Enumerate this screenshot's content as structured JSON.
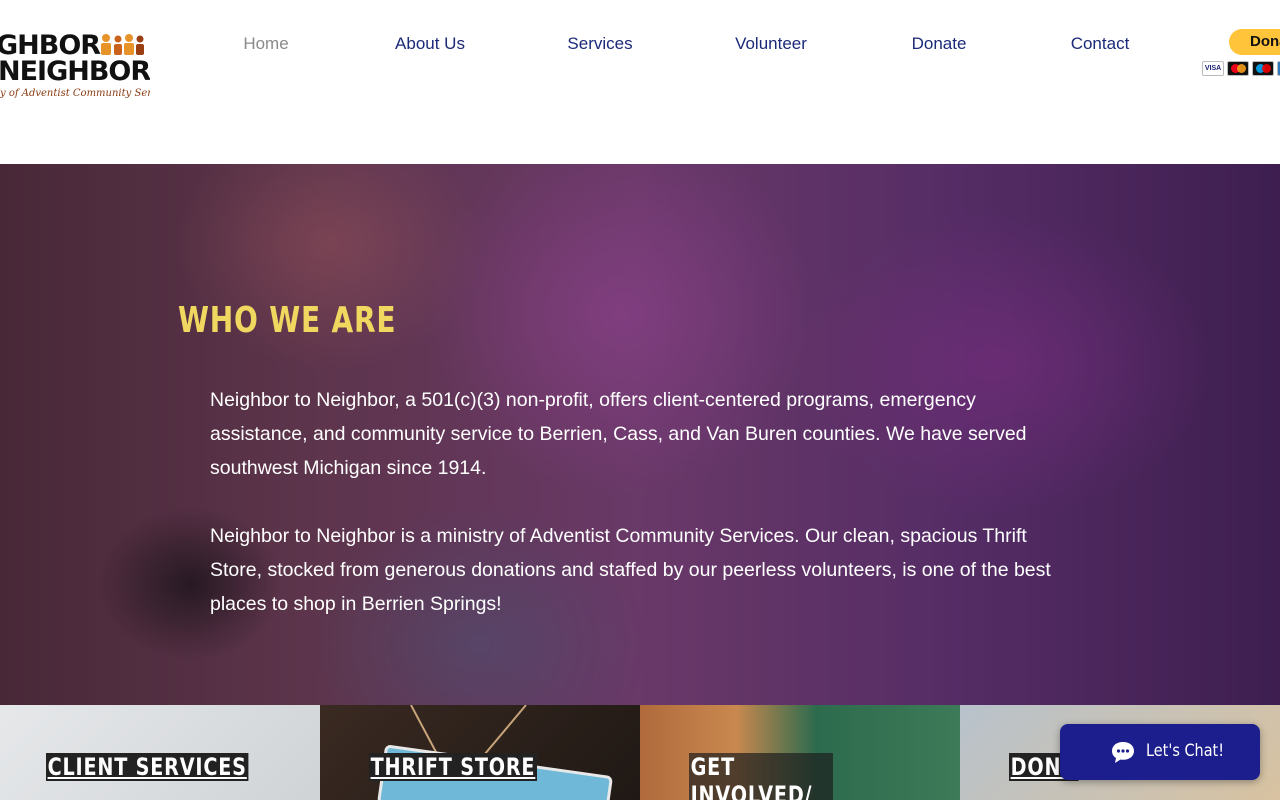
{
  "logo": {
    "line1": "GHBOR",
    "line2": "NEIGHBOR",
    "tagline": "y of Adventist Community Services"
  },
  "nav": {
    "items": [
      {
        "label": "Home",
        "active": true
      },
      {
        "label": "About Us",
        "active": false
      },
      {
        "label": "Services",
        "active": false
      },
      {
        "label": "Volunteer",
        "active": false
      },
      {
        "label": "Donate",
        "active": false
      },
      {
        "label": "Contact",
        "active": false
      }
    ]
  },
  "donate_widget": {
    "button_label": "Dona",
    "card_logos": [
      "visa",
      "mastercard",
      "maestro",
      "amex"
    ],
    "visa_text": "VISA",
    "button_color": "#ffc439"
  },
  "hero": {
    "title": "WHO WE ARE",
    "paragraph1": "Neighbor to Neighbor, a 501(c)(3) non-profit, offers client-centered programs, emergency assistance, and community service to Berrien, Cass, and Van Buren counties. We have served southwest Michigan since 1914.",
    "paragraph2": "Neighbor to Neighbor is a ministry of Adventist Community Services. Our clean, spacious Thrift Store, stocked from generous donations and staffed by our peerless volunteers, is one of the best places to shop in Berrien Springs!",
    "title_color": "#f0d860"
  },
  "tiles": [
    {
      "label": "CLIENT SERVICES"
    },
    {
      "label": "THRIFT STORE"
    },
    {
      "label": "GET INVOLVED/ VOLUNTEER"
    },
    {
      "label": "DONA"
    }
  ],
  "chat": {
    "label": "Let's Chat!",
    "icon": "chat-bubble-icon",
    "color": "#1b1e8c"
  },
  "colors": {
    "nav_link": "#1b2a78",
    "nav_active": "#8a8a8a"
  }
}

★ ★ ★ ★

What the exercise asks
Every record above should be written out again exactly; the pictures stay out of the copy.

Task answer
Enumerate this screenshot's content as structured JSON.
{
  "logo": {
    "line1": "GHBOR",
    "line2": "NEIGHBOR",
    "tagline": "y of Adventist Community Services"
  },
  "nav": {
    "items": [
      {
        "label": "Home",
        "active": true
      },
      {
        "label": "About Us",
        "active": false
      },
      {
        "label": "Services",
        "active": false
      },
      {
        "label": "Volunteer",
        "active": false
      },
      {
        "label": "Donate",
        "active": false
      },
      {
        "label": "Contact",
        "active": false
      }
    ]
  },
  "donate_widget": {
    "button_label": "Dona",
    "card_logos": [
      "visa",
      "mastercard",
      "maestro",
      "amex"
    ],
    "visa_text": "VISA",
    "button_color": "#ffc439"
  },
  "hero": {
    "title": "WHO WE ARE",
    "paragraph1": "Neighbor to Neighbor, a 501(c)(3) non-profit, offers client-centered programs, emergency assistance, and community service to Berrien, Cass, and Van Buren counties. We have served southwest Michigan since 1914.",
    "paragraph2": "Neighbor to Neighbor is a ministry of Adventist Community Services. Our clean, spacious Thrift Store, stocked from generous donations and staffed by our peerless volunteers, is one of the best places to shop in Berrien Springs!",
    "title_color": "#f0d860"
  },
  "tiles": [
    {
      "label": "CLIENT SERVICES"
    },
    {
      "label": "THRIFT STORE"
    },
    {
      "label": "GET INVOLVED/ VOLUNTEER"
    },
    {
      "label": "DONA"
    }
  ],
  "chat": {
    "label": "Let's Chat!",
    "icon": "chat-bubble-icon",
    "color": "#1b1e8c"
  },
  "colors": {
    "nav_link": "#1b2a78",
    "nav_active": "#8a8a8a"
  }
}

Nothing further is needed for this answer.